_DATA LINES_.
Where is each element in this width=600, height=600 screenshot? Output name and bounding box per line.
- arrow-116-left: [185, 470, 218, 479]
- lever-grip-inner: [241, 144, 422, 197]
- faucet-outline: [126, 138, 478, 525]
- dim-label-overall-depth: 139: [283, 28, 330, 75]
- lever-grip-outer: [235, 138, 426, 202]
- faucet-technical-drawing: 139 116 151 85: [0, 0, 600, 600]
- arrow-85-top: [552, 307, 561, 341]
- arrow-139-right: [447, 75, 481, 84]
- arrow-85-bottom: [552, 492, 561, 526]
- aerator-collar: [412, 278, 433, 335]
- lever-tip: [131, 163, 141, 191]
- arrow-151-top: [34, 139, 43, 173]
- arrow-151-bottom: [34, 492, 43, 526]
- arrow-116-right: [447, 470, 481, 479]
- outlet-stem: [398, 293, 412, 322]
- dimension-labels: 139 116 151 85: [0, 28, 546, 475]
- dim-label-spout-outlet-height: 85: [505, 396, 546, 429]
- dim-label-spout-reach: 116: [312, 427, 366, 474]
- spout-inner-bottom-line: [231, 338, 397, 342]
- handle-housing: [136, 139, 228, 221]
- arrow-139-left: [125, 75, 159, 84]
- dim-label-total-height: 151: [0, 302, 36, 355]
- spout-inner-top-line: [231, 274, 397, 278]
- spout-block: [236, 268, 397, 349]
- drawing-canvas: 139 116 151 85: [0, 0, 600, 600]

_EXERCISE DIRECTIONS_. Arrange every line of the items above as a Markdown table with the columns Row and Line. Number the rows in order and omit blank lines.

_ANSWER FOR THIS EXERCISE_.
| Row | Line |
|---|---|
| 1 | Where is each element in this width=600, height=600 screenshot? Output name and bounding box per line. |
| 2 | - arrow-116-left: [185, 470, 218, 479] |
| 3 | - lever-grip-inner: [241, 144, 422, 197] |
| 4 | - faucet-outline: [126, 138, 478, 525] |
| 5 | - dim-label-overall-depth: 139: [283, 28, 330, 75] |
| 6 | - lever-grip-outer: [235, 138, 426, 202] |
| 7 | - faucet-technical-drawing: 139 116 151 85: [0, 0, 600, 600] |
| 8 | - arrow-85-top: [552, 307, 561, 341] |
| 9 | - arrow-139-right: [447, 75, 481, 84] |
| 10 | - arrow-85-bottom: [552, 492, 561, 526] |
| 11 | - aerator-collar: [412, 278, 433, 335] |
| 12 | - lever-tip: [131, 163, 141, 191] |
| 13 | - arrow-151-top: [34, 139, 43, 173] |
| 14 | - arrow-151-bottom: [34, 492, 43, 526] |
| 15 | - arrow-116-right: [447, 470, 481, 479] |
| 16 | - outlet-stem: [398, 293, 412, 322] |
| 17 | - dimension-labels: 139 116 151 85: [0, 28, 546, 475] |
| 18 | - dim-label-spout-outlet-height: 85: [505, 396, 546, 429] |
| 19 | - dim-label-spout-reach: 116: [312, 427, 366, 474] |
| 20 | - spout-inner-bottom-line: [231, 338, 397, 342] |
| 21 | - handle-housing: [136, 139, 228, 221] |
| 22 | - arrow-139-left: [125, 75, 159, 84] |
| 23 | - dim-label-total-height: 151: [0, 302, 36, 355] |
| 24 | - spout-inner-top-line: [231, 274, 397, 278] |
| 25 | - spout-block: [236, 268, 397, 349] |
| 26 | - drawing-canvas: 139 116 151 85: [0, 0, 600, 600] |